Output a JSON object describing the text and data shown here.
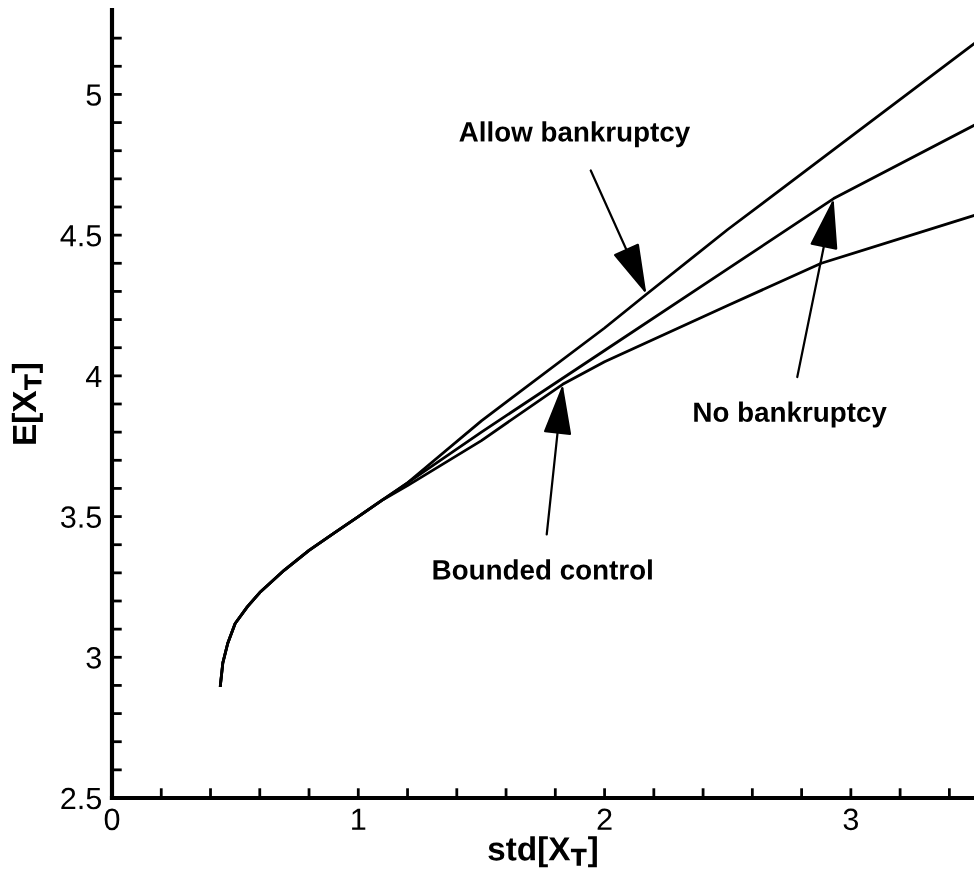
{
  "chart_data": {
    "type": "line",
    "xlabel": "std[X$_{T}$]",
    "ylabel": "E[X$_{T}$]",
    "xlim": [
      0,
      3.5
    ],
    "ylim": [
      2.5,
      5.3
    ],
    "xticks": [
      0,
      {
        "value": 0.2,
        "label": null
      },
      {
        "value": 0.4,
        "label": null
      },
      {
        "value": 0.6,
        "label": null
      },
      {
        "value": 0.8,
        "label": null
      },
      1,
      {
        "value": 1.2,
        "label": null
      },
      {
        "value": 1.4,
        "label": null
      },
      {
        "value": 1.6,
        "label": null
      },
      {
        "value": 1.8,
        "label": null
      },
      2,
      {
        "value": 2.2,
        "label": null
      },
      {
        "value": 2.4,
        "label": null
      },
      {
        "value": 2.6,
        "label": null
      },
      {
        "value": 2.8,
        "label": null
      },
      3,
      {
        "value": 3.2,
        "label": null
      },
      {
        "value": 3.4,
        "label": null
      }
    ],
    "yticks": [
      2.5,
      {
        "value": 2.6,
        "label": null
      },
      {
        "value": 2.7,
        "label": null
      },
      {
        "value": 2.8,
        "label": null
      },
      {
        "value": 2.9,
        "label": null
      },
      3,
      {
        "value": 3.1,
        "label": null
      },
      {
        "value": 3.2,
        "label": null
      },
      {
        "value": 3.3,
        "label": null
      },
      {
        "value": 3.4,
        "label": null
      },
      3.5,
      {
        "value": 3.6,
        "label": null
      },
      {
        "value": 3.7,
        "label": null
      },
      {
        "value": 3.8,
        "label": null
      },
      {
        "value": 3.9,
        "label": null
      },
      4,
      {
        "value": 4.1,
        "label": null
      },
      {
        "value": 4.2,
        "label": null
      },
      {
        "value": 4.3,
        "label": null
      },
      {
        "value": 4.4,
        "label": null
      },
      4.5,
      {
        "value": 4.6,
        "label": null
      },
      {
        "value": 4.7,
        "label": null
      },
      {
        "value": 4.8,
        "label": null
      },
      {
        "value": 4.9,
        "label": null
      },
      5,
      {
        "value": 5.1,
        "label": null
      },
      {
        "value": 5.2,
        "label": null
      }
    ],
    "marker": "none",
    "line_style": "solid",
    "series": [
      {
        "color": "#000000",
        "x": [
          0.44,
          0.45,
          0.47,
          0.5,
          0.55,
          0.6,
          0.7,
          0.8,
          0.9,
          1.0,
          1.1,
          1.2,
          1.5,
          2.0,
          2.17,
          2.5,
          3.0,
          3.5
        ],
        "values": [
          2.9,
          2.98,
          3.05,
          3.12,
          3.18,
          3.23,
          3.31,
          3.38,
          3.44,
          3.5,
          3.56,
          3.62,
          3.84,
          4.17,
          4.29,
          4.52,
          4.85,
          5.18
        ]
      },
      {
        "color": "#000000",
        "x": [
          0.44,
          0.45,
          0.47,
          0.5,
          0.55,
          0.6,
          0.7,
          0.8,
          0.9,
          1.0,
          1.1,
          1.2,
          1.5,
          2.0,
          2.5,
          2.93,
          3.5
        ],
        "values": [
          2.9,
          2.98,
          3.05,
          3.12,
          3.18,
          3.23,
          3.31,
          3.38,
          3.44,
          3.5,
          3.56,
          3.62,
          3.8,
          4.09,
          4.38,
          4.63,
          4.89
        ]
      },
      {
        "color": "#000000",
        "x": [
          0.44,
          0.45,
          0.47,
          0.5,
          0.55,
          0.6,
          0.7,
          0.8,
          0.9,
          1.0,
          1.1,
          1.2,
          1.5,
          1.83,
          2.0,
          2.5,
          2.88,
          3.5
        ],
        "values": [
          2.9,
          2.98,
          3.05,
          3.12,
          3.18,
          3.23,
          3.31,
          3.38,
          3.44,
          3.5,
          3.56,
          3.61,
          3.77,
          3.97,
          4.05,
          4.25,
          4.4,
          4.57
        ]
      }
    ],
    "annotations": [
      {
        "text": "Allow bankruptcy",
        "x": 2.17,
        "y": 4.29
      },
      {
        "text": "No bankruptcy",
        "x": 2.93,
        "y": 4.63
      },
      {
        "text": "Bounded control",
        "x": 1.83,
        "y": 3.97
      }
    ]
  }
}
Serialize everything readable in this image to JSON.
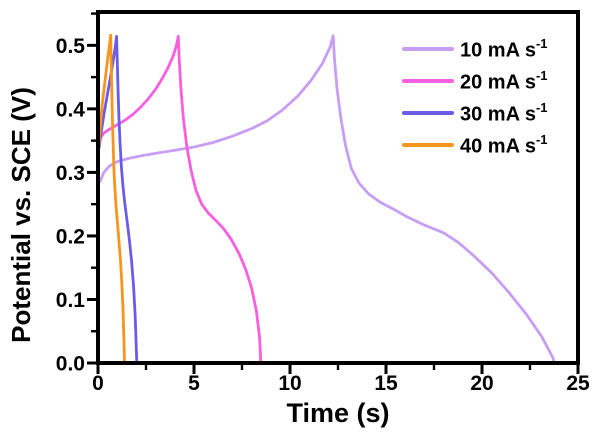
{
  "figure": {
    "background": "#ffffff",
    "text_color": "#000000"
  },
  "chart_data": {
    "type": "line",
    "title": "",
    "xlabel": "Time (s)",
    "ylabel": "Potential vs. SCE (V)",
    "xlim": [
      0,
      25
    ],
    "ylim": [
      0,
      0.55
    ],
    "grid": false,
    "legend_position": "top-right",
    "axis_color": "#000000",
    "x_major_ticks": [
      0,
      5,
      10,
      15,
      20,
      25
    ],
    "x_tick_labels": [
      "0",
      "5",
      "10",
      "15",
      "20",
      "25"
    ],
    "x_minor_ticks": [
      2.5,
      7.5,
      12.5,
      17.5,
      22.5
    ],
    "y_major_ticks": [
      0,
      0.1,
      0.2,
      0.3,
      0.4,
      0.5
    ],
    "y_tick_labels": [
      "0.0",
      "0.1",
      "0.2",
      "0.3",
      "0.4",
      "0.5"
    ],
    "y_minor_ticks": [
      0.05,
      0.15,
      0.25,
      0.35,
      0.45,
      0.55
    ],
    "series": [
      {
        "name": "10 mA s⁻¹",
        "label_base": "10 mA s",
        "label_exp": "-1",
        "color": "#c89ef4",
        "points": [
          [
            0.12,
            0.286
          ],
          [
            0.3,
            0.3
          ],
          [
            0.6,
            0.31
          ],
          [
            1.0,
            0.317
          ],
          [
            1.6,
            0.322
          ],
          [
            2.4,
            0.327
          ],
          [
            3.2,
            0.331
          ],
          [
            4.0,
            0.335
          ],
          [
            5.0,
            0.34
          ],
          [
            6.0,
            0.347
          ],
          [
            7.0,
            0.357
          ],
          [
            8.0,
            0.369
          ],
          [
            8.8,
            0.381
          ],
          [
            9.6,
            0.398
          ],
          [
            10.4,
            0.42
          ],
          [
            11.1,
            0.445
          ],
          [
            11.7,
            0.472
          ],
          [
            12.1,
            0.498
          ],
          [
            12.25,
            0.515
          ],
          [
            12.32,
            0.478
          ],
          [
            12.45,
            0.432
          ],
          [
            12.65,
            0.385
          ],
          [
            12.9,
            0.341
          ],
          [
            13.2,
            0.306
          ],
          [
            13.6,
            0.283
          ],
          [
            14.1,
            0.266
          ],
          [
            14.7,
            0.253
          ],
          [
            15.4,
            0.242
          ],
          [
            16.1,
            0.23
          ],
          [
            17.0,
            0.217
          ],
          [
            18.0,
            0.205
          ],
          [
            18.8,
            0.189
          ],
          [
            19.6,
            0.168
          ],
          [
            20.5,
            0.142
          ],
          [
            21.4,
            0.111
          ],
          [
            22.3,
            0.077
          ],
          [
            23.1,
            0.042
          ],
          [
            23.7,
            0.008
          ],
          [
            23.75,
            0.0
          ]
        ]
      },
      {
        "name": "20 mA s⁻¹",
        "label_base": "20 mA s",
        "label_exp": "-1",
        "color": "#f85fe0",
        "points": [
          [
            0.05,
            0.342
          ],
          [
            0.12,
            0.354
          ],
          [
            0.3,
            0.362
          ],
          [
            0.6,
            0.368
          ],
          [
            1.0,
            0.375
          ],
          [
            1.4,
            0.382
          ],
          [
            1.8,
            0.391
          ],
          [
            2.2,
            0.402
          ],
          [
            2.6,
            0.415
          ],
          [
            3.0,
            0.431
          ],
          [
            3.35,
            0.448
          ],
          [
            3.65,
            0.465
          ],
          [
            3.9,
            0.482
          ],
          [
            4.08,
            0.499
          ],
          [
            4.18,
            0.514
          ],
          [
            4.24,
            0.472
          ],
          [
            4.33,
            0.428
          ],
          [
            4.45,
            0.385
          ],
          [
            4.62,
            0.342
          ],
          [
            4.85,
            0.303
          ],
          [
            5.1,
            0.272
          ],
          [
            5.4,
            0.25
          ],
          [
            5.75,
            0.236
          ],
          [
            6.15,
            0.224
          ],
          [
            6.55,
            0.211
          ],
          [
            6.95,
            0.194
          ],
          [
            7.35,
            0.172
          ],
          [
            7.7,
            0.147
          ],
          [
            8.0,
            0.118
          ],
          [
            8.25,
            0.082
          ],
          [
            8.42,
            0.038
          ],
          [
            8.48,
            0.0
          ]
        ]
      },
      {
        "name": "30 mA s⁻¹",
        "label_base": "30 mA s",
        "label_exp": "-1",
        "color": "#6a5ce8",
        "points": [
          [
            0.07,
            0.34
          ],
          [
            0.13,
            0.356
          ],
          [
            0.22,
            0.374
          ],
          [
            0.32,
            0.393
          ],
          [
            0.44,
            0.414
          ],
          [
            0.56,
            0.435
          ],
          [
            0.68,
            0.456
          ],
          [
            0.79,
            0.476
          ],
          [
            0.89,
            0.495
          ],
          [
            0.97,
            0.514
          ],
          [
            1.0,
            0.478
          ],
          [
            1.04,
            0.432
          ],
          [
            1.09,
            0.387
          ],
          [
            1.15,
            0.345
          ],
          [
            1.22,
            0.308
          ],
          [
            1.3,
            0.278
          ],
          [
            1.4,
            0.25
          ],
          [
            1.52,
            0.222
          ],
          [
            1.64,
            0.192
          ],
          [
            1.75,
            0.16
          ],
          [
            1.85,
            0.122
          ],
          [
            1.93,
            0.077
          ],
          [
            1.99,
            0.028
          ],
          [
            2.02,
            0.0
          ]
        ]
      },
      {
        "name": "40 mA s⁻¹",
        "label_base": "40 mA s",
        "label_exp": "-1",
        "color": "#f8951f",
        "points": [
          [
            0.05,
            0.342
          ],
          [
            0.1,
            0.364
          ],
          [
            0.16,
            0.387
          ],
          [
            0.23,
            0.409
          ],
          [
            0.31,
            0.431
          ],
          [
            0.4,
            0.453
          ],
          [
            0.49,
            0.475
          ],
          [
            0.58,
            0.496
          ],
          [
            0.66,
            0.516
          ],
          [
            0.69,
            0.474
          ],
          [
            0.72,
            0.428
          ],
          [
            0.75,
            0.384
          ],
          [
            0.79,
            0.342
          ],
          [
            0.83,
            0.305
          ],
          [
            0.88,
            0.274
          ],
          [
            0.94,
            0.248
          ],
          [
            1.01,
            0.222
          ],
          [
            1.09,
            0.193
          ],
          [
            1.17,
            0.161
          ],
          [
            1.24,
            0.126
          ],
          [
            1.3,
            0.085
          ],
          [
            1.35,
            0.038
          ],
          [
            1.38,
            0.0
          ]
        ]
      }
    ]
  }
}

+===+

= Task objective =
State how many lines of the listing hold the string "ylabel"; reply with the number and nothing else.

= The response =
2